Written problem A – In the utilities outline, repeat word for word everything from "Utilities Organizational Structure" down to "that they service).".
Written problem B – Pick up the utilities outline after its last sentence and keep writing it.

Passage given –

START

Utilities Organization Chart

Utilities Organizational Structure Outline

  • Utilities

    Utilities provide basic public infrastructure-related services, such as electricity, water, natural gas, waste disposal and sewage treatment, for individual consumers and businesses in both urban and rural areas. These companies can be privately owned (investor-owned), publicly owned or cooperatively owned (owned by the customers that they service).
    Who is in charge? Chief Executive Officer (CEO), Chief Operating Officer (COO), Chief Financial Officer (CFO)
  • Energy Retailing
    Energy retailing involves the marketing and sales of utilities services to commercial and retail customers. In some cases, retailers purchase commodities in bulk from energy traders (spot markets). In other cases, utilities companies are integrated (much like many large Oil & Gas companies), and handle all of the steps in the utilities value stream, from production/generation, to transmission, up to the marketing/sales of energy products. Retail (residential) customers usually pay for energy at a fixed rate, while commercial and industrial customers may have more complex pricing schemes.

END

Records –
START

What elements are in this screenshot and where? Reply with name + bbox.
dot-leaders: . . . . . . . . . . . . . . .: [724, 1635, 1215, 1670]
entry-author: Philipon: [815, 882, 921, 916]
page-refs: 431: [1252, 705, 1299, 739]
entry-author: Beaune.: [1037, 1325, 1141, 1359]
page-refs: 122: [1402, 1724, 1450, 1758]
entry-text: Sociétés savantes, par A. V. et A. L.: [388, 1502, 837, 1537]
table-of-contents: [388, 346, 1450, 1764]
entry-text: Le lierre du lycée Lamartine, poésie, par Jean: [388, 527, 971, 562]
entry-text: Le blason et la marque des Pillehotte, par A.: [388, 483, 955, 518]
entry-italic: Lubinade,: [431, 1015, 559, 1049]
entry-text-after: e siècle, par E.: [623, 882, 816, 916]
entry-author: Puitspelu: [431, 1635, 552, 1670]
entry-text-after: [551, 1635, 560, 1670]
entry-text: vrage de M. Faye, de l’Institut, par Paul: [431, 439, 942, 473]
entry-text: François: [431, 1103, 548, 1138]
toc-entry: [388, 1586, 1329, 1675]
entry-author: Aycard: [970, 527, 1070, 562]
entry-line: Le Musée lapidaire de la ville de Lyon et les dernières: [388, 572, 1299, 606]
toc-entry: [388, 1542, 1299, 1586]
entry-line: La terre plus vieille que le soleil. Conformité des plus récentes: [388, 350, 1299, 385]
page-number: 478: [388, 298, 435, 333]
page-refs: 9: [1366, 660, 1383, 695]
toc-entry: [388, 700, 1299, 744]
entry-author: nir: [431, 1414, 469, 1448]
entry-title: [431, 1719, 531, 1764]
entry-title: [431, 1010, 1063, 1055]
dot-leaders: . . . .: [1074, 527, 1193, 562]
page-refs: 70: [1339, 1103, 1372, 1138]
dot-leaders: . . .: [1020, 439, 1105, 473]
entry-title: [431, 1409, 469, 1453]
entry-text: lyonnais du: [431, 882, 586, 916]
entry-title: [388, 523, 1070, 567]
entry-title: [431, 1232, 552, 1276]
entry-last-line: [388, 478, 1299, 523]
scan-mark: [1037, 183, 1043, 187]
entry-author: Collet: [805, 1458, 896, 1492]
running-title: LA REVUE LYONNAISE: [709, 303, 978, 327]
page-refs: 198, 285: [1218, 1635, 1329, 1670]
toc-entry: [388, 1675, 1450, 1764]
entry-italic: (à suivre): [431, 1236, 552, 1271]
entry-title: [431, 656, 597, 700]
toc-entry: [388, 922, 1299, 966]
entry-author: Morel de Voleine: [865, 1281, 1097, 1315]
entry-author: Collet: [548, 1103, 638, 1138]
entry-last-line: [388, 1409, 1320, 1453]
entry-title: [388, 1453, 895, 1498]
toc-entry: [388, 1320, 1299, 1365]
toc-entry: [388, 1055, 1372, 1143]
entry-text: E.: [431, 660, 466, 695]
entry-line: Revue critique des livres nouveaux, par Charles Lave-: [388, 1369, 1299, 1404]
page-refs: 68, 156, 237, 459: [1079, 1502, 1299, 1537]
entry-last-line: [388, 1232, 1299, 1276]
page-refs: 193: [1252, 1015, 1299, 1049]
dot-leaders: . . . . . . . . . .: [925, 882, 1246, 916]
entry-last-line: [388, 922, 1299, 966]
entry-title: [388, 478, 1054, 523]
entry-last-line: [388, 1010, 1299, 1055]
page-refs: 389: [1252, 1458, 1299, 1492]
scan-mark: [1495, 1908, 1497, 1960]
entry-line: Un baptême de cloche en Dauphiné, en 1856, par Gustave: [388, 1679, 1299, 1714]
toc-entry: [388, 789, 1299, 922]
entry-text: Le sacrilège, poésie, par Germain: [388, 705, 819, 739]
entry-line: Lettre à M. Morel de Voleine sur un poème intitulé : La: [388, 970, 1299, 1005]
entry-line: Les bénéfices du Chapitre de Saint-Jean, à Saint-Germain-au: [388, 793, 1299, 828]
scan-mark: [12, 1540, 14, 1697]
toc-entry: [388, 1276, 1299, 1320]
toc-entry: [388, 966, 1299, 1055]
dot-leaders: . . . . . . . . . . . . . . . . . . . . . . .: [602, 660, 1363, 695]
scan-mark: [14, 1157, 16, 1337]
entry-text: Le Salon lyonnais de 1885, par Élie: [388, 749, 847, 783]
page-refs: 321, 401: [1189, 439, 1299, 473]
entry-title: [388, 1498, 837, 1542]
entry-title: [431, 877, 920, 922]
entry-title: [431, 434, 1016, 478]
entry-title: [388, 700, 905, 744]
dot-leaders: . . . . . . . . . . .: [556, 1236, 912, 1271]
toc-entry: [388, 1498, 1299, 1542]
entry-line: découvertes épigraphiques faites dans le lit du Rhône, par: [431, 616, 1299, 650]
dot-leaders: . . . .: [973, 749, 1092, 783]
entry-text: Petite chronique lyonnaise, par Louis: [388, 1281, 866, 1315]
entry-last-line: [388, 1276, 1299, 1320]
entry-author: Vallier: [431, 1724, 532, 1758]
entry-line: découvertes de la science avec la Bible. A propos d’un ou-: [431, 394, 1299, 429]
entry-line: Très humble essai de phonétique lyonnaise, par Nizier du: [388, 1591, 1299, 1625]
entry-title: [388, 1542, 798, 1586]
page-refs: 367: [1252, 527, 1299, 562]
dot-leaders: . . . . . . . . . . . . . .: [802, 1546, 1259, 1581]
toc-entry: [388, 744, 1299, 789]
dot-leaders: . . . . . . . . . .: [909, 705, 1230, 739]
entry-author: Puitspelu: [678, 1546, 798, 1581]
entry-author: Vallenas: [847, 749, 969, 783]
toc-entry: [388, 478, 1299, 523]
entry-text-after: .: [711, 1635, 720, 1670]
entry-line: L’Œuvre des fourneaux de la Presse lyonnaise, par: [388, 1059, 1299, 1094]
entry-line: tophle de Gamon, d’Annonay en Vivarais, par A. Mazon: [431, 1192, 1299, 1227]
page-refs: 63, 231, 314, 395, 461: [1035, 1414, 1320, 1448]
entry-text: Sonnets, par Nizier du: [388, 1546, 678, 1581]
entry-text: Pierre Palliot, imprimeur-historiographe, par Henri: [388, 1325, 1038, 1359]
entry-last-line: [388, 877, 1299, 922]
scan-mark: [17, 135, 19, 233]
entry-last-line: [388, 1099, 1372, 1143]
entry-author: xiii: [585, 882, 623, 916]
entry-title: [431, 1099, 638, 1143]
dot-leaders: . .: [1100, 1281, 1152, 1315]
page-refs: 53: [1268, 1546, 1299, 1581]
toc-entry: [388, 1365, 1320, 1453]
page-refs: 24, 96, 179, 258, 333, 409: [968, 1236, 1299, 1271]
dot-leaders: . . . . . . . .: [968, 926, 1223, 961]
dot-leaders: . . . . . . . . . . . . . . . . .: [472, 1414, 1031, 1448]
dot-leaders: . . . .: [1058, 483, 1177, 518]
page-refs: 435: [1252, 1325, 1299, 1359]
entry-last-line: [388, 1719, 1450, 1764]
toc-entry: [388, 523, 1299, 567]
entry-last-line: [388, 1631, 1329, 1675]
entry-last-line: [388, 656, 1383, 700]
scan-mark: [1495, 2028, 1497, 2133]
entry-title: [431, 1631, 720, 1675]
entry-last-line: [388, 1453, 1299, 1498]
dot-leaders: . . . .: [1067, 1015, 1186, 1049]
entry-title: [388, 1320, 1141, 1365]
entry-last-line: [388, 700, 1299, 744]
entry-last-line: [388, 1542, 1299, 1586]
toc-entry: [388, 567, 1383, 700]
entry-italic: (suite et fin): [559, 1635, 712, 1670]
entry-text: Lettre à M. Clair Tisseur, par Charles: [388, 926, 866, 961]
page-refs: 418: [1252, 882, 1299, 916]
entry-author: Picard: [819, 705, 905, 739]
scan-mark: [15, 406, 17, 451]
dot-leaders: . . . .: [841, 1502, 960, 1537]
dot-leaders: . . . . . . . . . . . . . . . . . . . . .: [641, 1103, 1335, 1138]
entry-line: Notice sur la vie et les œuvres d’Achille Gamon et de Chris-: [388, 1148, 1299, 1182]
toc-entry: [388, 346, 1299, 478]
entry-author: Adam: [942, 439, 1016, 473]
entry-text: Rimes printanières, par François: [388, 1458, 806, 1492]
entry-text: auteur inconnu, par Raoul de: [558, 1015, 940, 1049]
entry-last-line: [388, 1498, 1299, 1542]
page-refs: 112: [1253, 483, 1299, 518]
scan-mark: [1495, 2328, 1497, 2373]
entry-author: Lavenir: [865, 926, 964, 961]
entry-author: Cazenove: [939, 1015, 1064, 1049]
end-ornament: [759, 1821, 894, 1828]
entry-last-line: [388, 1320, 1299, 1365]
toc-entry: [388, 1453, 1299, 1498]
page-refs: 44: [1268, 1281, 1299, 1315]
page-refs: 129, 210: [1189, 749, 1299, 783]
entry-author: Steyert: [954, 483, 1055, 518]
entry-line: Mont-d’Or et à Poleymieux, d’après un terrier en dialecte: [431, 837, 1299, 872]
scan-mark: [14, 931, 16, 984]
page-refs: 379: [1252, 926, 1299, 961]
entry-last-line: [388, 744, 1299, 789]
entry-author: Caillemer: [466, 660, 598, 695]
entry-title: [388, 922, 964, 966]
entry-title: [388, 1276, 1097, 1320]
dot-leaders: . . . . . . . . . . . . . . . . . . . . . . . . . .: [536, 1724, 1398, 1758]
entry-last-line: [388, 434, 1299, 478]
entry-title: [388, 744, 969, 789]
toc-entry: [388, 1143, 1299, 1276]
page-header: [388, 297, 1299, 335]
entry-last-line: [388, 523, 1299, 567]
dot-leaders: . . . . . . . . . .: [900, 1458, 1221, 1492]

END

Exercise answer A –
Utilities Organizational Structure Outline

  • Utilities

    Utilities provide basic public infrastructure-related services, such as electricity, water, natural gas, waste disposal and sewage treatment, for individual consumers and businesses in both urban and rural areas. These companies can be privately owned (investor-owned), publicly owned or cooperatively owned (owned by the customers that they service).

Exercise answer B –
    Common Energy Retailing job titles: Retail Operations Analyst, Business Development Executive, Energy Trader, Energy Analyst
  • Energy Transmission & Delivery
    The Energy Transmission and Delivery function transmits energy in bulk from power plants or refineries to electrical substations and local distribution companies. Electric power companies produce energy at power plants, and then transmit that energy to substations located in high demand areas for distribution to surrounding homes and businesses. Natural gas providers use a massive system of pipelines and compression stations to move gas from refineries to third-party distributors.
    Common Energy Transmission & Delivery job titles: Transmission Systems Operator, Transmission Design Engineer, Energy Scheduler, Transmission Line Engineer, Substation Project Engineer
  • Lines of Business
    Lines of Business (LOB) refers to specific products and services offered by public utilities companies to both individual and commercial clients. Major LOBs typically include Electricity, Waste Management, Water & Sewage and Natural Gas. LOBs are supported by back office staff members, who work to perform non-customer-facing tasks like payment processing, customer service support and payment collection.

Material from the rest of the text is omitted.